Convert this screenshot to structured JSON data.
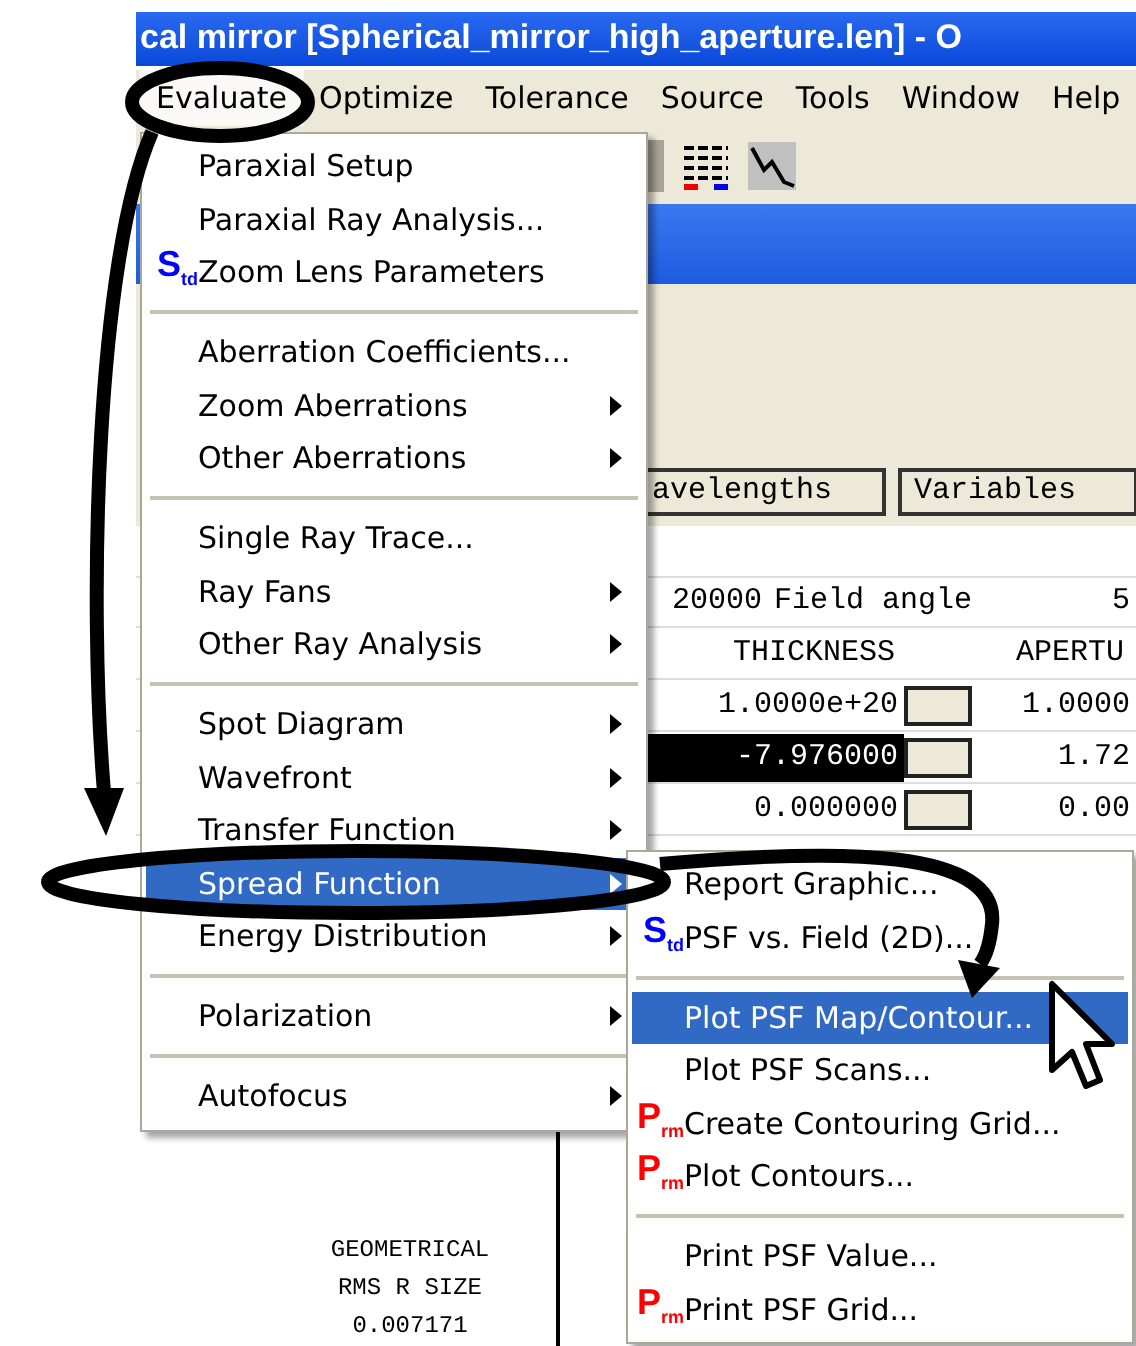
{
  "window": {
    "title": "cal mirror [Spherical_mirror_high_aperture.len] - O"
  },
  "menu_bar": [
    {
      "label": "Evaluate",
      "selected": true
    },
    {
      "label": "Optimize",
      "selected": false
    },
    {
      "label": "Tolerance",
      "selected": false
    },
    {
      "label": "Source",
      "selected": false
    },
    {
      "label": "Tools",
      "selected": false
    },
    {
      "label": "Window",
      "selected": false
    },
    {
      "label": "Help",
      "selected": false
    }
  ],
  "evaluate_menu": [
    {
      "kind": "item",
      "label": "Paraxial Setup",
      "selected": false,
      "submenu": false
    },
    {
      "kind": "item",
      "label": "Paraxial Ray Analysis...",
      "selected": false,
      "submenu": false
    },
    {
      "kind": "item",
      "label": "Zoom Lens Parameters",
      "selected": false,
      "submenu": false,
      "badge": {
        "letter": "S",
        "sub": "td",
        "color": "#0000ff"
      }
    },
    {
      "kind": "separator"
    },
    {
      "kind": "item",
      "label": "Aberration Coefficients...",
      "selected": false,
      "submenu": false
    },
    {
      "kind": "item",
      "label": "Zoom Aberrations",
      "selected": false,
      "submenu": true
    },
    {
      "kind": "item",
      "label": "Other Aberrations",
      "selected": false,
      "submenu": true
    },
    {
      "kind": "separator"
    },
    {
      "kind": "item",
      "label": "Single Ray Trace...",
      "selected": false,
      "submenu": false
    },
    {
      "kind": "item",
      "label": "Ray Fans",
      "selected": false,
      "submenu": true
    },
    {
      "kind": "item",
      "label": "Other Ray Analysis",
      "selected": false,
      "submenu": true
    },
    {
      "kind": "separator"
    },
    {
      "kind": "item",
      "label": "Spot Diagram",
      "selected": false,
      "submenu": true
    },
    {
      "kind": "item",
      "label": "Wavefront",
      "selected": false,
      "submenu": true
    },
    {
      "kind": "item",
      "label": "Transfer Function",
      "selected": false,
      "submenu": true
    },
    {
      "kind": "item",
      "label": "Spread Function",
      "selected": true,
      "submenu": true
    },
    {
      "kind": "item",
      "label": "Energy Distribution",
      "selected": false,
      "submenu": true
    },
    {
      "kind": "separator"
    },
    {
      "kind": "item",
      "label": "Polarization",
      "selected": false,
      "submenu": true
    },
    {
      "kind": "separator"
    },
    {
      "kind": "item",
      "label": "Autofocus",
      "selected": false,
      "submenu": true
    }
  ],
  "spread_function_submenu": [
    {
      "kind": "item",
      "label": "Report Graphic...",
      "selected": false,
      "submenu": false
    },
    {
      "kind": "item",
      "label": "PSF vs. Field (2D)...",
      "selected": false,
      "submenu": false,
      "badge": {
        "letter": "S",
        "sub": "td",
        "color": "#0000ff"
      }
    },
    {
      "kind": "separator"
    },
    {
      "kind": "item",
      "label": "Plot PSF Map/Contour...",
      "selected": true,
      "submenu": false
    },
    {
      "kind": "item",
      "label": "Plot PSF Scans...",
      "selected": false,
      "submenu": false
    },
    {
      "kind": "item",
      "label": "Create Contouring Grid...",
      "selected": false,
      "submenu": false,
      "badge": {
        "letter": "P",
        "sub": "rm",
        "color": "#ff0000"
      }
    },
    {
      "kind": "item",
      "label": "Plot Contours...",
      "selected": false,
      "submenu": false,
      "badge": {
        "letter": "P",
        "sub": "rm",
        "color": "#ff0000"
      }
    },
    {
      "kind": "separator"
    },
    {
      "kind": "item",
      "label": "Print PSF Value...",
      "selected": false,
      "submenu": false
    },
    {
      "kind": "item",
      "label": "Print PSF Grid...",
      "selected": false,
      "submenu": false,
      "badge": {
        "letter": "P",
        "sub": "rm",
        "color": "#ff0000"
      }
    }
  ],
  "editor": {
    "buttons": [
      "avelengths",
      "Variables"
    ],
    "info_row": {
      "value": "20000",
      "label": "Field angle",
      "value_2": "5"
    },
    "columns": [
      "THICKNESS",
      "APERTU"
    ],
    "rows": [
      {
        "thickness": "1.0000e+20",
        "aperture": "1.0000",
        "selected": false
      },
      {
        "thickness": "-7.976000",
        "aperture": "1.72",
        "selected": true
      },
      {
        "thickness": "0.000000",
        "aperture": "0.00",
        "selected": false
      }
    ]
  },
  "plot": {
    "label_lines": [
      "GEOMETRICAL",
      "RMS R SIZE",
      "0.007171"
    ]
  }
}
==============================
▶ [Aim] Pick out every line with the string "Aberrations" and copy it.

▶ [Output for this task]
      "label": "Zoom Aberrations",
      "label": "Other Aberrations",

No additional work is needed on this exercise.